→ **Record set**

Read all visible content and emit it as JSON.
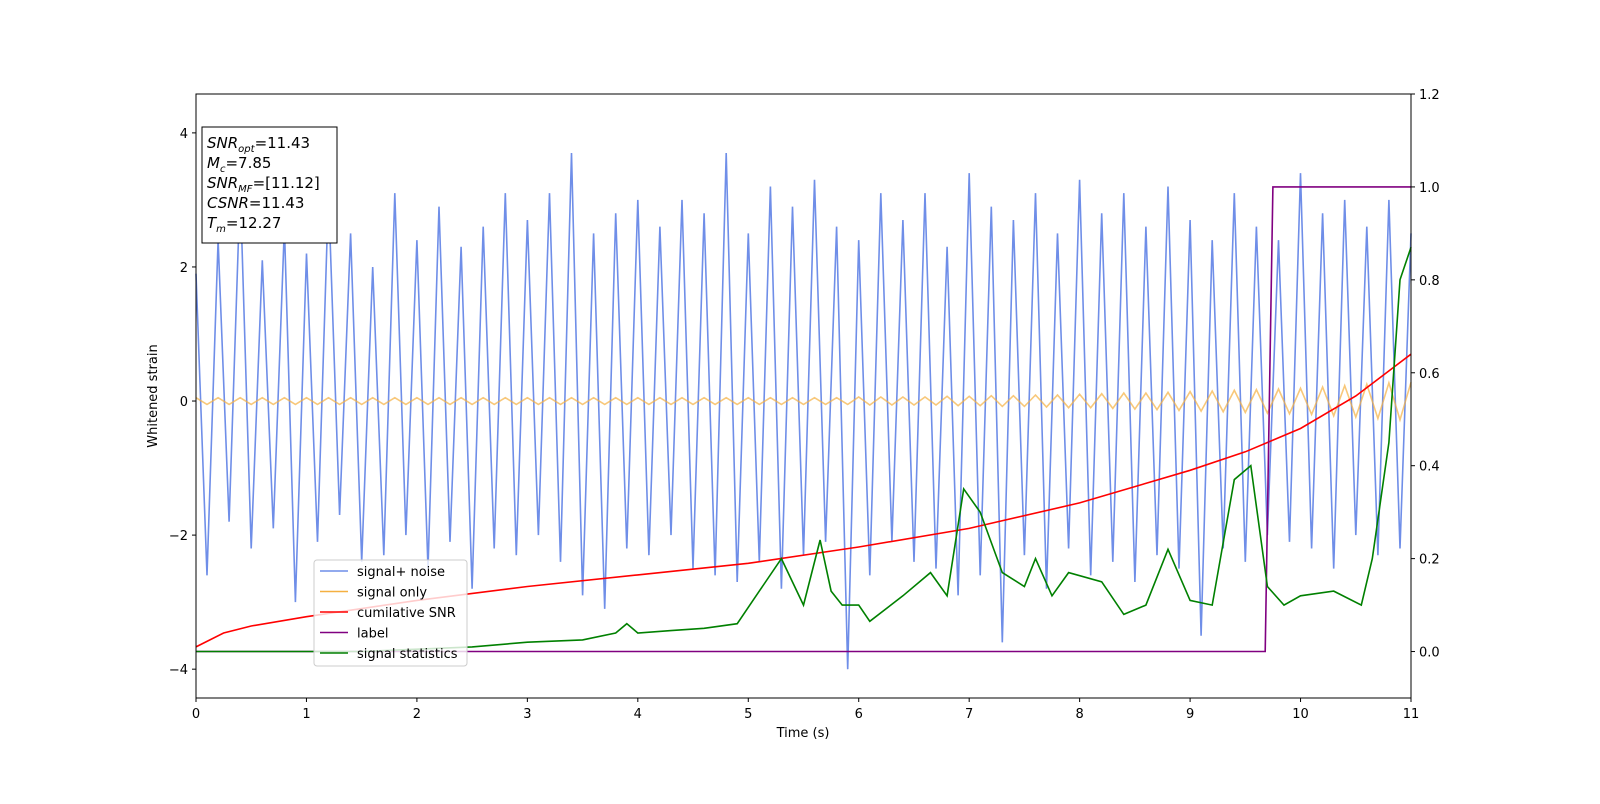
{
  "chart_data": {
    "type": "line",
    "xlabel": "Time (s)",
    "ylabel": "Whitened strain",
    "xlim": [
      0,
      11
    ],
    "xticks": [
      0,
      1,
      2,
      3,
      4,
      5,
      6,
      7,
      8,
      9,
      10,
      11
    ],
    "ylim": [
      -4.43,
      4.58
    ],
    "yticks": [
      {
        "value": -4,
        "label": "−4"
      },
      {
        "value": -2,
        "label": "−2"
      },
      0,
      2,
      4
    ],
    "y2lim": [
      -0.1,
      1.2
    ],
    "y2ticks": [
      {
        "value": 0,
        "label": "0.0"
      },
      {
        "value": 0.2,
        "label": "0.2"
      },
      {
        "value": 0.4,
        "label": "0.4"
      },
      {
        "value": 0.6,
        "label": "0.6"
      },
      {
        "value": 0.8,
        "label": "0.8"
      },
      {
        "value": 1,
        "label": "1.0"
      },
      {
        "value": 1.2,
        "label": "1.2"
      }
    ],
    "legend": "lower left",
    "annotations": [
      {
        "base": "SNR",
        "sub": "opt",
        "text": "=11.43"
      },
      {
        "base": "M",
        "sub": "c",
        "text": "=7.85"
      },
      {
        "base": "SNR",
        "sub": "MF",
        "text": "=[11.12]"
      },
      {
        "base": "CSNR",
        "sub": null,
        "text": "=11.43"
      },
      {
        "base": "T",
        "sub": "m",
        "text": "=12.27"
      }
    ],
    "series": [
      {
        "name": "signal+ noise",
        "color": "#6f8ee8",
        "x": [
          0,
          0.1,
          0.2,
          0.3,
          0.4,
          0.5,
          0.6,
          0.7,
          0.8,
          0.9,
          1,
          1.1,
          1.2,
          1.3,
          1.4,
          1.5,
          1.6,
          1.7,
          1.8,
          1.9,
          2,
          2.1,
          2.2,
          2.3,
          2.4,
          2.5,
          2.6,
          2.7,
          2.8,
          2.9,
          3,
          3.1,
          3.2,
          3.3,
          3.4,
          3.5,
          3.6,
          3.7,
          3.8,
          3.9,
          4,
          4.1,
          4.2,
          4.3,
          4.4,
          4.5,
          4.6,
          4.7,
          4.8,
          4.9,
          5,
          5.1,
          5.2,
          5.3,
          5.4,
          5.5,
          5.6,
          5.7,
          5.8,
          5.9,
          6,
          6.1,
          6.2,
          6.3,
          6.4,
          6.5,
          6.6,
          6.7,
          6.8,
          6.9,
          7,
          7.1,
          7.2,
          7.3,
          7.4,
          7.5,
          7.6,
          7.7,
          7.8,
          7.9,
          8,
          8.1,
          8.2,
          8.3,
          8.4,
          8.5,
          8.6,
          8.7,
          8.8,
          8.9,
          9,
          9.1,
          9.2,
          9.3,
          9.4,
          9.5,
          9.6,
          9.7,
          9.8,
          9.9,
          10,
          10.1,
          10.2,
          10.3,
          10.4,
          10.5,
          10.6,
          10.7,
          10.8,
          10.9,
          11
        ],
        "values": [
          1.9,
          -2.6,
          2.4,
          -1.8,
          3.2,
          -2.2,
          2.1,
          -1.9,
          2.6,
          -3.0,
          2.2,
          -2.1,
          3.1,
          -1.7,
          2.5,
          -2.4,
          2.0,
          -2.3,
          3.1,
          -2.0,
          2.4,
          -2.5,
          2.9,
          -2.1,
          2.3,
          -2.8,
          2.6,
          -2.2,
          3.1,
          -2.3,
          2.7,
          -2.0,
          3.1,
          -2.4,
          3.7,
          -2.9,
          2.5,
          -3.1,
          2.8,
          -2.2,
          3.0,
          -2.3,
          2.6,
          -2.0,
          3.0,
          -2.5,
          2.8,
          -2.6,
          3.7,
          -2.7,
          2.5,
          -2.4,
          3.2,
          -2.8,
          2.9,
          -2.3,
          3.3,
          -2.1,
          2.6,
          -4.0,
          2.4,
          -2.6,
          3.1,
          -2.1,
          2.7,
          -2.4,
          3.1,
          -2.5,
          2.3,
          -2.9,
          3.4,
          -2.6,
          2.9,
          -3.6,
          2.7,
          -2.3,
          3.1,
          -2.8,
          2.5,
          -2.2,
          3.3,
          -2.6,
          2.8,
          -2.4,
          3.1,
          -2.7,
          2.6,
          -2.3,
          3.2,
          -2.5,
          2.7,
          -3.5,
          2.4,
          -2.2,
          3.1,
          -2.4,
          2.6,
          -2.0,
          2.4,
          -2.1,
          3.4,
          -2.2,
          2.8,
          -2.5,
          3.0,
          -2.0,
          2.6,
          -2.3,
          3.0,
          -2.2,
          2.5
        ]
      },
      {
        "name": "signal only",
        "color": "#f5b041",
        "x": [
          0,
          0.1,
          0.2,
          0.3,
          0.4,
          0.5,
          0.6,
          0.7,
          0.8,
          0.9,
          1,
          1.1,
          1.2,
          1.3,
          1.4,
          1.5,
          1.6,
          1.7,
          1.8,
          1.9,
          2,
          2.1,
          2.2,
          2.3,
          2.4,
          2.5,
          2.6,
          2.7,
          2.8,
          2.9,
          3,
          3.1,
          3.2,
          3.3,
          3.4,
          3.5,
          3.6,
          3.7,
          3.8,
          3.9,
          4,
          4.1,
          4.2,
          4.3,
          4.4,
          4.5,
          4.6,
          4.7,
          4.8,
          4.9,
          5,
          5.1,
          5.2,
          5.3,
          5.4,
          5.5,
          5.6,
          5.7,
          5.8,
          5.9,
          6,
          6.1,
          6.2,
          6.3,
          6.4,
          6.5,
          6.6,
          6.7,
          6.8,
          6.9,
          7,
          7.1,
          7.2,
          7.3,
          7.4,
          7.5,
          7.6,
          7.7,
          7.8,
          7.9,
          8,
          8.1,
          8.2,
          8.3,
          8.4,
          8.5,
          8.6,
          8.7,
          8.8,
          8.9,
          9,
          9.1,
          9.2,
          9.3,
          9.4,
          9.5,
          9.6,
          9.7,
          9.8,
          9.9,
          10,
          10.1,
          10.2,
          10.3,
          10.4,
          10.5,
          10.6,
          10.7,
          10.8,
          10.9,
          11
        ],
        "values": [
          0.05,
          -0.05,
          0.05,
          -0.05,
          0.05,
          -0.05,
          0.05,
          -0.05,
          0.05,
          -0.05,
          0.05,
          -0.05,
          0.05,
          -0.05,
          0.05,
          -0.05,
          0.05,
          -0.05,
          0.05,
          -0.05,
          0.05,
          -0.05,
          0.05,
          -0.05,
          0.05,
          -0.05,
          0.05,
          -0.05,
          0.05,
          -0.05,
          0.05,
          -0.05,
          0.05,
          -0.05,
          0.05,
          -0.05,
          0.05,
          -0.05,
          0.05,
          -0.05,
          0.05,
          -0.05,
          0.05,
          -0.05,
          0.05,
          -0.05,
          0.05,
          -0.05,
          0.05,
          -0.05,
          0.05,
          -0.05,
          0.05,
          -0.05,
          0.05,
          -0.05,
          0.05,
          -0.05,
          0.05,
          -0.05,
          0.06,
          -0.06,
          0.06,
          -0.06,
          0.06,
          -0.06,
          0.06,
          -0.06,
          0.07,
          -0.07,
          0.07,
          -0.07,
          0.08,
          -0.08,
          0.08,
          -0.08,
          0.09,
          -0.09,
          0.09,
          -0.1,
          0.1,
          -0.1,
          0.11,
          -0.11,
          0.12,
          -0.12,
          0.12,
          -0.13,
          0.13,
          -0.14,
          0.14,
          -0.15,
          0.15,
          -0.16,
          0.16,
          -0.17,
          0.17,
          -0.18,
          0.18,
          -0.19,
          0.19,
          -0.2,
          0.21,
          -0.22,
          0.23,
          -0.24,
          0.25,
          -0.26,
          0.27,
          -0.28,
          0.28
        ]
      },
      {
        "name": "cumilative SNR",
        "color": "#ff0000",
        "axis": "y2",
        "x": [
          0,
          0.25,
          0.5,
          1,
          2,
          3,
          4,
          5,
          6,
          7,
          8,
          9,
          9.5,
          10,
          10.5,
          11
        ],
        "values": [
          0.01,
          0.04,
          0.055,
          0.075,
          0.11,
          0.14,
          0.165,
          0.19,
          0.225,
          0.265,
          0.32,
          0.39,
          0.43,
          0.48,
          0.55,
          0.64
        ]
      },
      {
        "name": "label",
        "color": "#800080",
        "axis": "y2",
        "x": [
          0,
          9.68,
          9.75,
          11
        ],
        "values": [
          0,
          0,
          1,
          1
        ]
      },
      {
        "name": "signal statistics",
        "color": "#008000",
        "axis": "y2",
        "x": [
          0,
          0.5,
          1,
          1.5,
          2,
          2.5,
          3,
          3.5,
          3.8,
          3.9,
          4,
          4.3,
          4.6,
          4.9,
          5.1,
          5.3,
          5.5,
          5.65,
          5.75,
          5.85,
          6,
          6.1,
          6.4,
          6.65,
          6.8,
          6.95,
          7.1,
          7.3,
          7.5,
          7.6,
          7.75,
          7.9,
          8.2,
          8.4,
          8.6,
          8.8,
          9,
          9.2,
          9.4,
          9.55,
          9.7,
          9.85,
          10,
          10.3,
          10.55,
          10.65,
          10.8,
          10.9,
          11
        ],
        "values": [
          0,
          0,
          0,
          0,
          0.005,
          0.01,
          0.02,
          0.025,
          0.04,
          0.06,
          0.04,
          0.045,
          0.05,
          0.06,
          0.13,
          0.2,
          0.1,
          0.24,
          0.13,
          0.1,
          0.1,
          0.065,
          0.12,
          0.17,
          0.12,
          0.35,
          0.3,
          0.17,
          0.14,
          0.2,
          0.12,
          0.17,
          0.15,
          0.08,
          0.1,
          0.22,
          0.11,
          0.1,
          0.37,
          0.4,
          0.14,
          0.1,
          0.12,
          0.13,
          0.1,
          0.2,
          0.45,
          0.8,
          0.87
        ]
      }
    ]
  }
}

→ **Requirement**
Take each line containing the string "color" and copy it out.

→ **Task result**
        "color": "#6f8ee8",
        "color": "#f5b041",
        "color": "#ff0000",
        "color": "#800080",
        "color": "#008000",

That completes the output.